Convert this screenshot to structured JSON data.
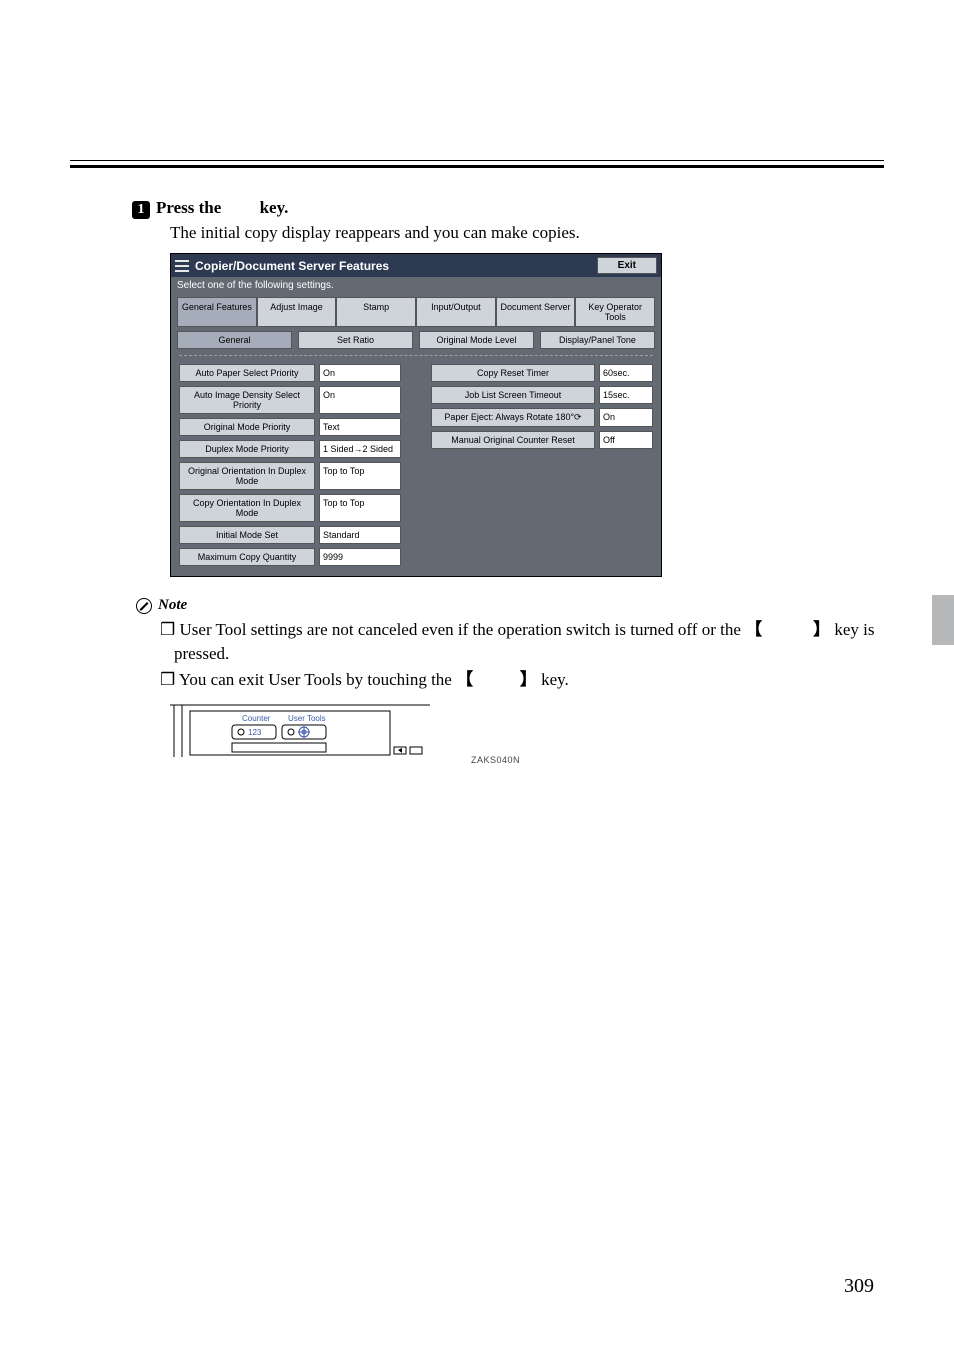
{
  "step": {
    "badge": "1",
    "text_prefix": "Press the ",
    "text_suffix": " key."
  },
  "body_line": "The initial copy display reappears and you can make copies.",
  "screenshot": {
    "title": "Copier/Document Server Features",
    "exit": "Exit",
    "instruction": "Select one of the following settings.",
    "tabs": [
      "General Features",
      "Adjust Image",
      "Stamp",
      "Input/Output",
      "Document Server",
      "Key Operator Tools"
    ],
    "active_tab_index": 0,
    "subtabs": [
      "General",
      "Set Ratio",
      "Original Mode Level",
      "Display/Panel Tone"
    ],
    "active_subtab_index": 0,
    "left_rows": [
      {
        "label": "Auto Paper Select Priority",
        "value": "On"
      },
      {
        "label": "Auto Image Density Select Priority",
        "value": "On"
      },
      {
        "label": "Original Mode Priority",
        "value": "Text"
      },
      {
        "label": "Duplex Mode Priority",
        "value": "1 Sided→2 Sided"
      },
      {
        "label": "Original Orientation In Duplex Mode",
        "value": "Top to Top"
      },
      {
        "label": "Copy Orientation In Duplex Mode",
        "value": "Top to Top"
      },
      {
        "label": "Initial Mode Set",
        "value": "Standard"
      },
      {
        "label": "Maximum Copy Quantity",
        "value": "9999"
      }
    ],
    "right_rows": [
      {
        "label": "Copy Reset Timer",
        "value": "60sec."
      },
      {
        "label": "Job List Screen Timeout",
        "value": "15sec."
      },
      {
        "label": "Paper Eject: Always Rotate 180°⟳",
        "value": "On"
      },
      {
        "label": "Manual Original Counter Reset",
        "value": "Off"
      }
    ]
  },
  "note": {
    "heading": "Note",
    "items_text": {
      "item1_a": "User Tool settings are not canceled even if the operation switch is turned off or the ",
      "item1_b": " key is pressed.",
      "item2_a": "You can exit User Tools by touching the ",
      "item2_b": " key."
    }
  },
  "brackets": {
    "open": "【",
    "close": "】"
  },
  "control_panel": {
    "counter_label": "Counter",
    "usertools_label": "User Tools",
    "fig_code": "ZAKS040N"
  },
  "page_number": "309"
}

□ □ □

Quote the material word for word, dropping any images it holds.

# Written solution:
Convert this screenshot to structured JSON data.
{
  "step": {
    "badge": "1",
    "text_prefix": "Press the ",
    "text_suffix": " key."
  },
  "body_line": "The initial copy display reappears and you can make copies.",
  "screenshot": {
    "title": "Copier/Document Server Features",
    "exit": "Exit",
    "instruction": "Select one of the following settings.",
    "tabs": [
      "General Features",
      "Adjust Image",
      "Stamp",
      "Input/Output",
      "Document Server",
      "Key Operator Tools"
    ],
    "active_tab_index": 0,
    "subtabs": [
      "General",
      "Set Ratio",
      "Original Mode Level",
      "Display/Panel Tone"
    ],
    "active_subtab_index": 0,
    "left_rows": [
      {
        "label": "Auto Paper Select Priority",
        "value": "On"
      },
      {
        "label": "Auto Image Density Select Priority",
        "value": "On"
      },
      {
        "label": "Original Mode Priority",
        "value": "Text"
      },
      {
        "label": "Duplex Mode Priority",
        "value": "1 Sided→2 Sided"
      },
      {
        "label": "Original Orientation In Duplex Mode",
        "value": "Top to Top"
      },
      {
        "label": "Copy Orientation In Duplex Mode",
        "value": "Top to Top"
      },
      {
        "label": "Initial Mode Set",
        "value": "Standard"
      },
      {
        "label": "Maximum Copy Quantity",
        "value": "9999"
      }
    ],
    "right_rows": [
      {
        "label": "Copy Reset Timer",
        "value": "60sec."
      },
      {
        "label": "Job List Screen Timeout",
        "value": "15sec."
      },
      {
        "label": "Paper Eject: Always Rotate 180°⟳",
        "value": "On"
      },
      {
        "label": "Manual Original Counter Reset",
        "value": "Off"
      }
    ]
  },
  "note": {
    "heading": "Note",
    "items_text": {
      "item1_a": "User Tool settings are not canceled even if the operation switch is turned off or the ",
      "item1_b": " key is pressed.",
      "item2_a": "You can exit User Tools by touching the ",
      "item2_b": " key."
    }
  },
  "brackets": {
    "open": "【",
    "close": "】"
  },
  "control_panel": {
    "counter_label": "Counter",
    "usertools_label": "User Tools",
    "fig_code": "ZAKS040N"
  },
  "page_number": "309"
}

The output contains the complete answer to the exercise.